• **SHORT TASK**:
Rewrite the items below, changing every "precip-zone" to "precipitation-zone" and leaving everything else unchanged.

-- START SUPPLIED MATERIAL --

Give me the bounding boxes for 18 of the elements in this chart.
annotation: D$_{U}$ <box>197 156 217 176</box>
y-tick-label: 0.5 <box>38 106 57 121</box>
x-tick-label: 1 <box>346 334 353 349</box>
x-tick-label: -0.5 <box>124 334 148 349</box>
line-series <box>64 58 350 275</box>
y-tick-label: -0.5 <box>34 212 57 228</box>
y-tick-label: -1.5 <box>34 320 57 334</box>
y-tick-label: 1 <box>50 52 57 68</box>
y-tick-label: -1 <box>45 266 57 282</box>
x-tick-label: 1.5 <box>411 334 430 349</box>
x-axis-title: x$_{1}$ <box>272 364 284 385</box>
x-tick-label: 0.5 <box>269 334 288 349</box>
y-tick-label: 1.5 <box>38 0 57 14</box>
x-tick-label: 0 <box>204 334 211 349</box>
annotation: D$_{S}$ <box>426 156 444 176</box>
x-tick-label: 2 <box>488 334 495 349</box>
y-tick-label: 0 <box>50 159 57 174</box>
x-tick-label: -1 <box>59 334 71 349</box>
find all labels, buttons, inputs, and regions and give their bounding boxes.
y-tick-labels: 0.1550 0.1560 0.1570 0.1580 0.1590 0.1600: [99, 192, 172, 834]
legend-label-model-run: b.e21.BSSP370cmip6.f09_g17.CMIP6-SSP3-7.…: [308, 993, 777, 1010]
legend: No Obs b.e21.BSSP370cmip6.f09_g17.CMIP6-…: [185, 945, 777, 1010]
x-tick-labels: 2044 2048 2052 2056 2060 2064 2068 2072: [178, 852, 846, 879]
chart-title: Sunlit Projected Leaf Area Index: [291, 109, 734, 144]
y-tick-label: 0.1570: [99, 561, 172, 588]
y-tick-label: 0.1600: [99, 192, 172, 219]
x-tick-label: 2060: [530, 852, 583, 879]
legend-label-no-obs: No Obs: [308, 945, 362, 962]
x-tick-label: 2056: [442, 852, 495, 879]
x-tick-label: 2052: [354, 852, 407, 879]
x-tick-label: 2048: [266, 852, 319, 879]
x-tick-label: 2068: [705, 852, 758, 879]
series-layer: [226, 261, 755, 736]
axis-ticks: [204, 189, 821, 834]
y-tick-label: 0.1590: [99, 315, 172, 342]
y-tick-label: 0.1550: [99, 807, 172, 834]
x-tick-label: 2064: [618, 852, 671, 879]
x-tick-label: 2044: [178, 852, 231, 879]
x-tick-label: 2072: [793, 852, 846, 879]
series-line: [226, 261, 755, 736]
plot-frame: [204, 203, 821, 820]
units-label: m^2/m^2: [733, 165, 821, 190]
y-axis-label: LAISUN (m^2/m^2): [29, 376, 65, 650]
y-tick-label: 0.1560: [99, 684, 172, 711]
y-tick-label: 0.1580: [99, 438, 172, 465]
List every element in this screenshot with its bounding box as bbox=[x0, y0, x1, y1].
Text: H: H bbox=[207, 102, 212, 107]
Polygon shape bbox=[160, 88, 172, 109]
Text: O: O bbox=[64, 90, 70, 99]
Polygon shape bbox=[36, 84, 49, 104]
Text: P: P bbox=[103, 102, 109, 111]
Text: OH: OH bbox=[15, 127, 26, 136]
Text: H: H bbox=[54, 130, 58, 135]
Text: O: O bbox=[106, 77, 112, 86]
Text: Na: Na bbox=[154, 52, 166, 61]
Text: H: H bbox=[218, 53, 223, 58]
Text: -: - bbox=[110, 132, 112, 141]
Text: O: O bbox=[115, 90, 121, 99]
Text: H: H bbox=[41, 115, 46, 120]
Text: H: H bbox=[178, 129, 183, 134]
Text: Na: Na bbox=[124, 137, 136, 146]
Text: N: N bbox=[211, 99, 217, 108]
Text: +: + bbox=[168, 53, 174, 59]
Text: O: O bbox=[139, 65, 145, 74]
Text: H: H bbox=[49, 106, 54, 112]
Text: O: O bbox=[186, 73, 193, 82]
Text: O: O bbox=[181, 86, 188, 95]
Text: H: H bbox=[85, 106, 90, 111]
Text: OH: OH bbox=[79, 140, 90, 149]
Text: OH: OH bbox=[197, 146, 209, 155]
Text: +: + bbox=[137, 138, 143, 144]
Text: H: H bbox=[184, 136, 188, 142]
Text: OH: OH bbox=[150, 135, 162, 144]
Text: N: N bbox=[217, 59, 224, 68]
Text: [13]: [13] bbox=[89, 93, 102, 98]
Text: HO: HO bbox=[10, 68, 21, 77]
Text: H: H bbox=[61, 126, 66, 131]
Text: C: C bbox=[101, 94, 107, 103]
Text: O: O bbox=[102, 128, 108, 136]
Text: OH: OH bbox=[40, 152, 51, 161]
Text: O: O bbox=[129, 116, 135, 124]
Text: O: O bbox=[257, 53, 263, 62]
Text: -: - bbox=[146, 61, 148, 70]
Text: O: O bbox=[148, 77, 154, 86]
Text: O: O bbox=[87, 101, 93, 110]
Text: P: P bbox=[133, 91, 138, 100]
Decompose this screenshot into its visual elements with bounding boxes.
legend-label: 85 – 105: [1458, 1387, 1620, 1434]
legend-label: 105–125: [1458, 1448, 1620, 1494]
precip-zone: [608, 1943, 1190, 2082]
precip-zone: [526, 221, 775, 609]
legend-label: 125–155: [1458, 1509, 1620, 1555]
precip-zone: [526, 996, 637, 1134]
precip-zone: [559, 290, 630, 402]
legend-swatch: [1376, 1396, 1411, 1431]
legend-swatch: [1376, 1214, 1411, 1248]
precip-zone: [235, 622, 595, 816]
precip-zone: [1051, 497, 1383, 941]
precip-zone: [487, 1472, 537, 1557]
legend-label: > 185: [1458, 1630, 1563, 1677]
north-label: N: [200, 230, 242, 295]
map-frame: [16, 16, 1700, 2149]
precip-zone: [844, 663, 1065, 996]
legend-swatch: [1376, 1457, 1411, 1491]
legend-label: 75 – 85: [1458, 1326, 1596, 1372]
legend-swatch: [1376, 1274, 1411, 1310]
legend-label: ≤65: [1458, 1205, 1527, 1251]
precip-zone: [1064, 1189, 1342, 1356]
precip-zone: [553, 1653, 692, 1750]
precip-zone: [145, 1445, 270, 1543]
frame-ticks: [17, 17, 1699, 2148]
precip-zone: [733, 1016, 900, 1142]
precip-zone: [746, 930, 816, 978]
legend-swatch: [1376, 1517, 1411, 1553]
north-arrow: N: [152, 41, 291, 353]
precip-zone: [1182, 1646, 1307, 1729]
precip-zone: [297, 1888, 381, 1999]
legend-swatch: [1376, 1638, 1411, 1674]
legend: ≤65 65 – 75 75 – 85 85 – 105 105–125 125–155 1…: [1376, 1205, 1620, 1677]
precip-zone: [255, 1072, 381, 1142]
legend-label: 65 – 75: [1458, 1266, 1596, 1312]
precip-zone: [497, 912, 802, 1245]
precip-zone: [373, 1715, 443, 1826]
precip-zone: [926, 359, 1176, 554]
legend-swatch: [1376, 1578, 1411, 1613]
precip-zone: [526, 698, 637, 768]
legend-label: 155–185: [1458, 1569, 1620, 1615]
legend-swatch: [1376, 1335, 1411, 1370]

-- END SUPPLIED MATERIAL --

• **ANSWER BELOW**:
Give me the bounding boxes for 18 of the elements in this chart.
annotation: D$_{U}$ <box>197 156 217 176</box>
y-tick-label: 0.5 <box>38 106 57 121</box>
x-tick-label: 1 <box>346 334 353 349</box>
x-tick-label: -0.5 <box>124 334 148 349</box>
line-series <box>64 58 350 275</box>
y-tick-label: -0.5 <box>34 212 57 228</box>
y-tick-label: -1.5 <box>34 320 57 334</box>
y-tick-label: 1 <box>50 52 57 68</box>
y-tick-label: -1 <box>45 266 57 282</box>
x-tick-label: 1.5 <box>411 334 430 349</box>
x-axis-title: x$_{1}$ <box>272 364 284 385</box>
x-tick-label: 0.5 <box>269 334 288 349</box>
y-tick-label: 1.5 <box>38 0 57 14</box>
x-tick-label: 0 <box>204 334 211 349</box>
annotation: D$_{S}$ <box>426 156 444 176</box>
x-tick-label: 2 <box>488 334 495 349</box>
y-tick-label: 0 <box>50 159 57 174</box>
x-tick-label: -1 <box>59 334 71 349</box>
find all labels, buttons, inputs, and regions and give their bounding boxes.
y-tick-labels: 0.1550 0.1560 0.1570 0.1580 0.1590 0.1600: [99, 192, 172, 834]
legend-label-model-run: b.e21.BSSP370cmip6.f09_g17.CMIP6-SSP3-7.…: [308, 993, 777, 1010]
legend: No Obs b.e21.BSSP370cmip6.f09_g17.CMIP6-…: [185, 945, 777, 1010]
x-tick-labels: 2044 2048 2052 2056 2060 2064 2068 2072: [178, 852, 846, 879]
chart-title: Sunlit Projected Leaf Area Index: [291, 109, 734, 144]
y-tick-label: 0.1570: [99, 561, 172, 588]
y-tick-label: 0.1600: [99, 192, 172, 219]
x-tick-label: 2060: [530, 852, 583, 879]
legend-label-no-obs: No Obs: [308, 945, 362, 962]
x-tick-label: 2056: [442, 852, 495, 879]
x-tick-label: 2052: [354, 852, 407, 879]
x-tick-label: 2048: [266, 852, 319, 879]
x-tick-label: 2068: [705, 852, 758, 879]
series-layer: [226, 261, 755, 736]
axis-ticks: [204, 189, 821, 834]
y-tick-label: 0.1590: [99, 315, 172, 342]
y-tick-label: 0.1550: [99, 807, 172, 834]
x-tick-label: 2064: [618, 852, 671, 879]
x-tick-label: 2044: [178, 852, 231, 879]
x-tick-label: 2072: [793, 852, 846, 879]
series-line: [226, 261, 755, 736]
plot-frame: [204, 203, 821, 820]
units-label: m^2/m^2: [733, 165, 821, 190]
y-axis-label: LAISUN (m^2/m^2): [29, 376, 65, 650]
y-tick-label: 0.1560: [99, 684, 172, 711]
y-tick-label: 0.1580: [99, 438, 172, 465]
List every element in this screenshot with its bounding box as bbox=[x0, y0, x1, y1].
Text: H: H bbox=[207, 102, 212, 107]
Polygon shape bbox=[160, 88, 172, 109]
Text: O: O bbox=[64, 90, 70, 99]
Polygon shape bbox=[36, 84, 49, 104]
Text: P: P bbox=[103, 102, 109, 111]
Text: OH: OH bbox=[15, 127, 26, 136]
Text: H: H bbox=[54, 130, 58, 135]
Text: O: O bbox=[106, 77, 112, 86]
Text: Na: Na bbox=[154, 52, 166, 61]
Text: H: H bbox=[218, 53, 223, 58]
Text: -: - bbox=[110, 132, 112, 141]
Text: O: O bbox=[115, 90, 121, 99]
Text: H: H bbox=[41, 115, 46, 120]
Text: H: H bbox=[178, 129, 183, 134]
Text: Na: Na bbox=[124, 137, 136, 146]
Text: N: N bbox=[211, 99, 217, 108]
Text: +: + bbox=[168, 53, 174, 59]
Text: O: O bbox=[139, 65, 145, 74]
Text: H: H bbox=[49, 106, 54, 112]
Text: O: O bbox=[186, 73, 193, 82]
Text: O: O bbox=[181, 86, 188, 95]
Text: H: H bbox=[85, 106, 90, 111]
Text: OH: OH bbox=[79, 140, 90, 149]
Text: OH: OH bbox=[197, 146, 209, 155]
Text: +: + bbox=[137, 138, 143, 144]
Text: H: H bbox=[184, 136, 188, 142]
Text: OH: OH bbox=[150, 135, 162, 144]
Text: N: N bbox=[217, 59, 224, 68]
Text: [13]: [13] bbox=[89, 93, 102, 98]
Text: HO: HO bbox=[10, 68, 21, 77]
Text: H: H bbox=[61, 126, 66, 131]
Text: C: C bbox=[101, 94, 107, 103]
Text: O: O bbox=[102, 128, 108, 136]
Text: OH: OH bbox=[40, 152, 51, 161]
Text: O: O bbox=[129, 116, 135, 124]
Text: O: O bbox=[257, 53, 263, 62]
Text: -: - bbox=[146, 61, 148, 70]
Text: O: O bbox=[148, 77, 154, 86]
Text: O: O bbox=[87, 101, 93, 110]
Text: P: P bbox=[133, 91, 138, 100]
Decompose this screenshot into its visual elements with bounding boxes.
legend-label: 85 – 105: [1458, 1387, 1620, 1434]
legend-label: 105–125: [1458, 1448, 1620, 1494]
precipitation-zone: [608, 1943, 1190, 2082]
precipitation-zone: [526, 221, 775, 609]
legend-label: 125–155: [1458, 1509, 1620, 1555]
precipitation-zone: [526, 996, 637, 1134]
precipitation-zone: [559, 290, 630, 402]
legend-swatch: [1376, 1396, 1411, 1431]
legend-swatch: [1376, 1214, 1411, 1248]
precipitation-zone: [235, 622, 595, 816]
precipitation-zone: [1051, 497, 1383, 941]
precipitation-zone: [487, 1472, 537, 1557]
legend-label: > 185: [1458, 1630, 1563, 1677]
north-label: N: [200, 230, 242, 295]
map-frame: [16, 16, 1700, 2149]
precipitation-zone: [844, 663, 1065, 996]
legend-swatch: [1376, 1457, 1411, 1491]
legend-label: 75 – 85: [1458, 1326, 1596, 1372]
legend-swatch: [1376, 1274, 1411, 1310]
legend-label: ≤65: [1458, 1205, 1527, 1251]
precipitation-zone: [1064, 1189, 1342, 1356]
precipitation-zone: [553, 1653, 692, 1750]
precipitation-zone: [145, 1445, 270, 1543]
frame-ticks: [17, 17, 1699, 2148]
precipitation-zone: [733, 1016, 900, 1142]
precipitation-zone: [746, 930, 816, 978]
legend-swatch: [1376, 1517, 1411, 1553]
north-arrow: N: [152, 41, 291, 353]
precipitation-zone: [1182, 1646, 1307, 1729]
precipitation-zone: [297, 1888, 381, 1999]
legend-swatch: [1376, 1638, 1411, 1674]
legend: ≤65 65 – 75 75 – 85 85 – 105 105–125 125–155 1…: [1376, 1205, 1620, 1677]
precipitation-zone: [255, 1072, 381, 1142]
legend-label: 65 – 75: [1458, 1266, 1596, 1312]
precipitation-zone: [497, 912, 802, 1245]
precipitation-zone: [373, 1715, 443, 1826]
precipitation-zone: [926, 359, 1176, 554]
legend-swatch: [1376, 1578, 1411, 1613]
precipitation-zone: [526, 698, 637, 768]
legend-label: 155–185: [1458, 1569, 1620, 1615]
legend-swatch: [1376, 1335, 1411, 1370]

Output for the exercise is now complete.